### Aim of the task:
Gather up the lines with the word "title" in them.

### Dataset entries:
┄┄┄┄┄┄
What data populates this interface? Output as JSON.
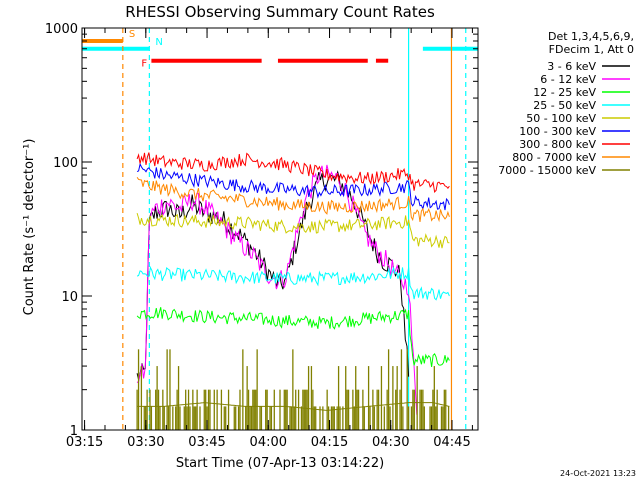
{
  "chart_data": {
    "type": "line",
    "title": "RHESSI Observing Summary Count Rates",
    "xlabel": "Start Time (07-Apr-13 03:14:22)",
    "ylabel": "Count Rate (s⁻¹ detector⁻¹)",
    "y_scale": "log",
    "ylim": [
      1,
      1000
    ],
    "y_ticks": [
      {
        "value": 1,
        "label": "1"
      },
      {
        "value": 10,
        "label": "10"
      },
      {
        "value": 100,
        "label": "100"
      },
      {
        "value": 1000,
        "label": "1000"
      }
    ],
    "x_range_minutes": [
      0,
      97
    ],
    "x_ticks": [
      {
        "value": 0.63,
        "label": "03:15"
      },
      {
        "value": 15.63,
        "label": "03:30"
      },
      {
        "value": 30.63,
        "label": "03:45"
      },
      {
        "value": 45.63,
        "label": "04:00"
      },
      {
        "value": 60.63,
        "label": "04:15"
      },
      {
        "value": 75.63,
        "label": "04:30"
      },
      {
        "value": 90.63,
        "label": "04:45"
      }
    ],
    "legend": {
      "placement": "right",
      "header": [
        "Det 1,3,4,5,6,9,",
        "FDecim 1, Att 0"
      ]
    },
    "series": [
      {
        "name": "3 - 6 keV",
        "color": "#000000",
        "x": [
          13.5,
          15.5,
          16.5,
          18,
          21,
          24,
          27,
          30,
          34,
          38,
          42,
          45,
          48,
          50,
          52,
          55,
          58,
          60,
          63,
          66,
          69,
          72,
          74,
          76,
          78,
          80
        ],
        "y": [
          2.5,
          2.7,
          35,
          42,
          45,
          40,
          48,
          42,
          38,
          30,
          22,
          16,
          12,
          13,
          22,
          45,
          70,
          75,
          72,
          55,
          35,
          22,
          18,
          17,
          14,
          2.5
        ]
      },
      {
        "name": "6 - 12 keV",
        "color": "#ff00ff",
        "x": [
          13.5,
          15.5,
          16.5,
          18,
          21,
          24,
          27,
          30,
          34,
          38,
          42,
          45,
          48,
          50,
          52,
          55,
          58,
          60,
          63,
          66,
          69,
          72,
          74,
          76,
          78,
          80,
          82
        ],
        "y": [
          2.5,
          2.7,
          38,
          45,
          50,
          45,
          52,
          46,
          35,
          26,
          20,
          15,
          13,
          14,
          25,
          55,
          80,
          80,
          75,
          50,
          30,
          22,
          19,
          16,
          13,
          12,
          1.3
        ]
      },
      {
        "name": "12 - 25 keV",
        "color": "#00ff00",
        "x": [
          13.5,
          20,
          30,
          40,
          50,
          60,
          70,
          80,
          81,
          86,
          90
        ],
        "y": [
          7.5,
          7.5,
          7.0,
          6.8,
          6.5,
          6.3,
          6.8,
          7.3,
          3.3,
          3.3,
          3.3
        ]
      },
      {
        "name": "25 - 50 keV",
        "color": "#00ffff",
        "x": [
          13.5,
          20,
          30,
          40,
          50,
          60,
          70,
          80,
          81,
          86,
          90
        ],
        "y": [
          15,
          14.5,
          14.2,
          13.8,
          13.5,
          13.5,
          14,
          15,
          10.5,
          10.5,
          10
        ]
      },
      {
        "name": "50 - 100 keV",
        "color": "#cccc00",
        "x": [
          13.5,
          20,
          30,
          40,
          50,
          60,
          70,
          80,
          81,
          86,
          90
        ],
        "y": [
          38,
          37,
          36,
          35,
          33,
          33,
          34,
          36,
          26,
          26,
          25
        ]
      },
      {
        "name": "100 - 300 keV",
        "color": "#0000ff",
        "x": [
          13.5,
          20,
          30,
          40,
          50,
          60,
          70,
          80,
          81,
          86,
          90
        ],
        "y": [
          90,
          80,
          72,
          66,
          62,
          60,
          62,
          66,
          50,
          49,
          48
        ]
      },
      {
        "name": "300 - 800 keV",
        "color": "#ff0000",
        "x": [
          13.5,
          20,
          30,
          40,
          50,
          60,
          70,
          80,
          81,
          86,
          90
        ],
        "y": [
          110,
          100,
          95,
          105,
          95,
          80,
          75,
          82,
          68,
          67,
          66
        ]
      },
      {
        "name": "800 - 7000 keV",
        "color": "#ff8800",
        "x": [
          13.5,
          20,
          30,
          40,
          50,
          60,
          70,
          80,
          81,
          86,
          90
        ],
        "y": [
          70,
          63,
          56,
          52,
          48,
          46,
          47,
          50,
          40,
          40,
          39
        ]
      },
      {
        "name": "7000 - 15000 keV",
        "color": "#808000",
        "x": [
          13.5,
          20,
          30,
          40,
          50,
          60,
          70,
          80,
          86,
          90
        ],
        "y": [
          1.5,
          1.5,
          1.6,
          1.5,
          1.5,
          1.4,
          1.5,
          1.6,
          1.6,
          1.5
        ]
      }
    ],
    "state_flags": [
      {
        "label": "S",
        "color": "#ff8800",
        "y": 800,
        "segments": [
          [
            0,
            10
          ]
        ],
        "marker_x": 10
      },
      {
        "label": "N",
        "color": "#00ffff",
        "y": 700,
        "segments": [
          [
            0,
            16.5
          ],
          [
            83.5,
            97
          ]
        ],
        "marker_x": 16.5
      },
      {
        "label": "F",
        "color": "#ff0000",
        "y": 570,
        "segments": [
          [
            17,
            44
          ],
          [
            48,
            70
          ],
          [
            72,
            75
          ]
        ],
        "marker_x": 17
      }
    ],
    "vertical_lines": [
      {
        "x": 10,
        "color": "#ff8800",
        "style": "dashed"
      },
      {
        "x": 16.5,
        "color": "#00ffff",
        "style": "dashed"
      },
      {
        "x": 80,
        "color": "#00ffff",
        "style": "solid"
      },
      {
        "x": 90.5,
        "color": "#ff8800",
        "style": "solid"
      },
      {
        "x": 94,
        "color": "#00ffff",
        "style": "dashed"
      }
    ],
    "grid": false
  },
  "footer": {
    "timestamp": "24-Oct-2021 13:23"
  }
}
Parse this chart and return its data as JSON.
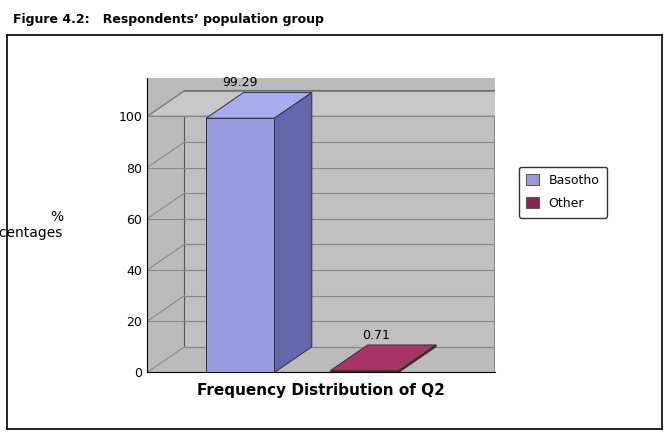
{
  "title": "Figure 4.2:   Respondents’ population group",
  "xlabel": "Frequency Distribution of Q2",
  "ylabel": "%\nPercentages",
  "categories": [
    "Basotho",
    "Other"
  ],
  "values": [
    99.29,
    0.71
  ],
  "bar_colors_front": [
    "#9999dd",
    "#8b2252"
  ],
  "bar_colors_side": [
    "#6666aa",
    "#661133"
  ],
  "bar_colors_top": [
    "#aaaaee",
    "#aa3366"
  ],
  "ylim": [
    0,
    110
  ],
  "yticks": [
    0,
    20,
    40,
    60,
    80,
    100
  ],
  "bar_labels": [
    "99.29",
    "0.71"
  ],
  "legend_labels": [
    "Basotho",
    "Other"
  ],
  "legend_colors": [
    "#9999dd",
    "#8b2252"
  ],
  "wall_color": "#bbbbbb",
  "wall_side_color": "#aaaaaa",
  "wall_top_color": "#cccccc",
  "plot_bg_color": "#bbbbbb",
  "figure_bg_color": "#ffffff",
  "grid_color": "#888888",
  "border_color": "#000000"
}
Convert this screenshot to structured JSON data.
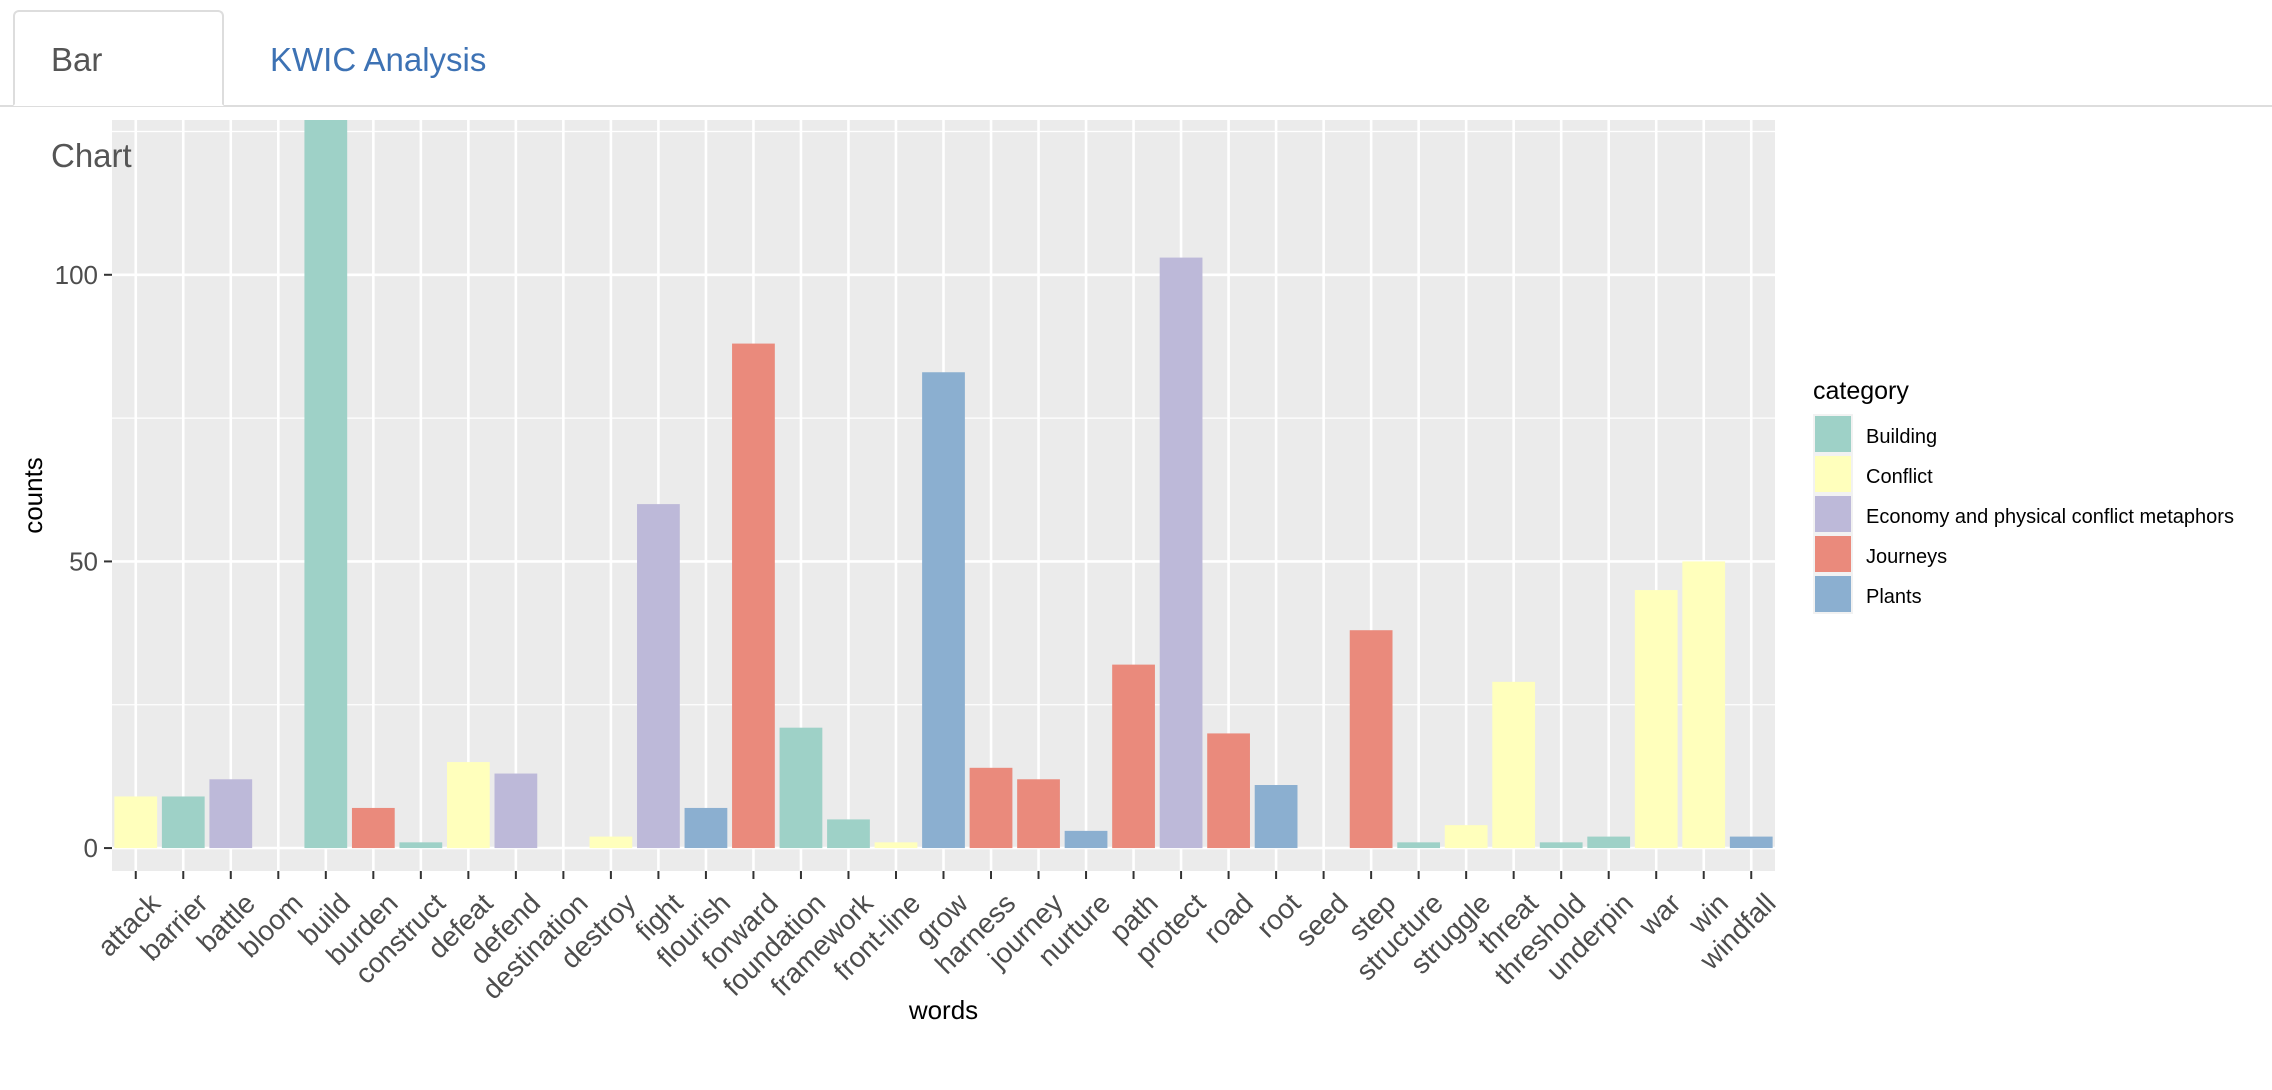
{
  "tabs": [
    {
      "label": "Bar Chart",
      "active": true
    },
    {
      "label": "KWIC Analysis",
      "active": false
    }
  ],
  "colors": {
    "tab_active_text": "#555555",
    "tab_link_text": "#3d72b4",
    "panel_bg": "#ebebeb",
    "grid": "#ffffff"
  },
  "chart_data": {
    "type": "bar",
    "title": "",
    "xlabel": "words",
    "ylabel": "counts",
    "ylim": [
      -4,
      127
    ],
    "yticks": [
      0,
      50,
      100
    ],
    "grid": true,
    "legend_position": "right",
    "legend": {
      "title": "category",
      "entries": [
        {
          "name": "Building",
          "color": "#9ed1c7"
        },
        {
          "name": "Conflict",
          "color": "#ffffbc"
        },
        {
          "name": "Economy and physical conflict metaphors",
          "color": "#bdb9d9"
        },
        {
          "name": "Journeys",
          "color": "#ea8a7c"
        },
        {
          "name": "Plants",
          "color": "#8bafd0"
        }
      ]
    },
    "categories": [
      "attack",
      "barrier",
      "battle",
      "bloom",
      "build",
      "burden",
      "construct",
      "defeat",
      "defend",
      "destination",
      "destroy",
      "fight",
      "flourish",
      "forward",
      "foundation",
      "framework",
      "front-line",
      "grow",
      "harness",
      "journey",
      "nurture",
      "path",
      "protect",
      "road",
      "root",
      "seed",
      "step",
      "structure",
      "struggle",
      "threat",
      "threshold",
      "underpin",
      "war",
      "win",
      "windfall"
    ],
    "values": [
      9,
      9,
      12,
      0,
      127,
      7,
      1,
      15,
      13,
      0,
      2,
      60,
      7,
      88,
      21,
      5,
      1,
      83,
      14,
      12,
      3,
      32,
      103,
      20,
      11,
      0,
      38,
      1,
      4,
      29,
      1,
      2,
      45,
      50,
      2
    ],
    "bar_category": [
      "Conflict",
      "Building",
      "Economy and physical conflict metaphors",
      "Plants",
      "Building",
      "Journeys",
      "Building",
      "Conflict",
      "Economy and physical conflict metaphors",
      "Journeys",
      "Conflict",
      "Economy and physical conflict metaphors",
      "Plants",
      "Journeys",
      "Building",
      "Building",
      "Conflict",
      "Plants",
      "Journeys",
      "Journeys",
      "Plants",
      "Journeys",
      "Economy and physical conflict metaphors",
      "Journeys",
      "Plants",
      "Plants",
      "Journeys",
      "Building",
      "Conflict",
      "Conflict",
      "Building",
      "Building",
      "Conflict",
      "Conflict",
      "Plants"
    ]
  }
}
┄┄┄┄┄┄
### Result of the exercise:
    "title": "RHESSI Observing Summary Count Rates",
  "title": "Figure 4.2:   Respondents’ population group",
    "title": "",
      "title": "category",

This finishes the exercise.